─── INPUT ROWS ───
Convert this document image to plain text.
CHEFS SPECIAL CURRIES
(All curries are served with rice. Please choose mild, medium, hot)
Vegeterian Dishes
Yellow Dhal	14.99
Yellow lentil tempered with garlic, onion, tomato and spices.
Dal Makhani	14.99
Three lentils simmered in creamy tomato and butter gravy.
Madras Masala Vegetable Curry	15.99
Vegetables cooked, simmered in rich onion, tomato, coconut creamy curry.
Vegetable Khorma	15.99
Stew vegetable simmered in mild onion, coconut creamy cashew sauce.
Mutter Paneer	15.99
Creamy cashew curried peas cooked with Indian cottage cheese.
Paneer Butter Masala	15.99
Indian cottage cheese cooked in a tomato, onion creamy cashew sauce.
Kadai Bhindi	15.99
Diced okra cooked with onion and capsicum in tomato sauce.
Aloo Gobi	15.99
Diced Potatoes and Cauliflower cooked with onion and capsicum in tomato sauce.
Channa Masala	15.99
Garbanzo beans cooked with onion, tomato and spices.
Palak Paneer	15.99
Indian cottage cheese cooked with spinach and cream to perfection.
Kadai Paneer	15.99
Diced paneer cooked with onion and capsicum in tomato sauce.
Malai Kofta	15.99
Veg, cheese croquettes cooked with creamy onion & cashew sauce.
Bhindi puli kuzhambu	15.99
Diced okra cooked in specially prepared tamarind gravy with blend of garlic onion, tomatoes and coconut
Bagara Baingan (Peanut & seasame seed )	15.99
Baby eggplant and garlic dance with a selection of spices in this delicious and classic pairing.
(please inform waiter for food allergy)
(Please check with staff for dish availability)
───
> AIM
Your task is to extract all of the records exactly.

> FINAL ANSWER
Convert this document image to plain text.
CHEFS SPECIAL CURRIES
(All curries are served with rice. Please choose mild, medium, hot)
Vegeterian Dishes
Yellow Dhal	14.99
Yellow lentil tempered with garlic, onion, tomato and spices.
Dal Makhani	14.99
Three lentils simmered in creamy tomato and butter gravy.
Madras Masala Vegetable Curry	15.99
Vegetables cooked, simmered in rich onion, tomato, coconut creamy curry.
Vegetable Khorma	15.99
Stew vegetable simmered in mild onion, coconut creamy cashew sauce.
Mutter Paneer	15.99
Creamy cashew curried peas cooked with Indian cottage cheese.
Paneer Butter Masala	15.99
Indian cottage cheese cooked in a tomato, onion creamy cashew sauce.
Kadai Bhindi	15.99
Diced okra cooked with onion and capsicum in tomato sauce.
Aloo Gobi	15.99
Diced Potatoes and Cauliflower cooked with onion and capsicum in tomato sauce.
Channa Masala	15.99
Garbanzo beans cooked with onion, tomato and spices.
Palak Paneer	15.99
Indian cottage cheese cooked with spinach and cream to perfection.
Kadai Paneer	15.99
Diced paneer cooked with onion and capsicum in tomato sauce.
Malai Kofta	15.99
Veg, cheese croquettes cooked with creamy onion & cashew sauce.
Bhindi puli kuzhambu	15.99
Diced okra cooked in specially prepared tamarind gravy with blend of garlic onion, tomatoes and coconut
Bagara Baingan (Peanut & seasame seed )	15.99
Baby eggplant and garlic dance with a selection of spices in this delicious and classic pairing.
(please inform waiter for food allergy)
(Please check with staff for dish availability)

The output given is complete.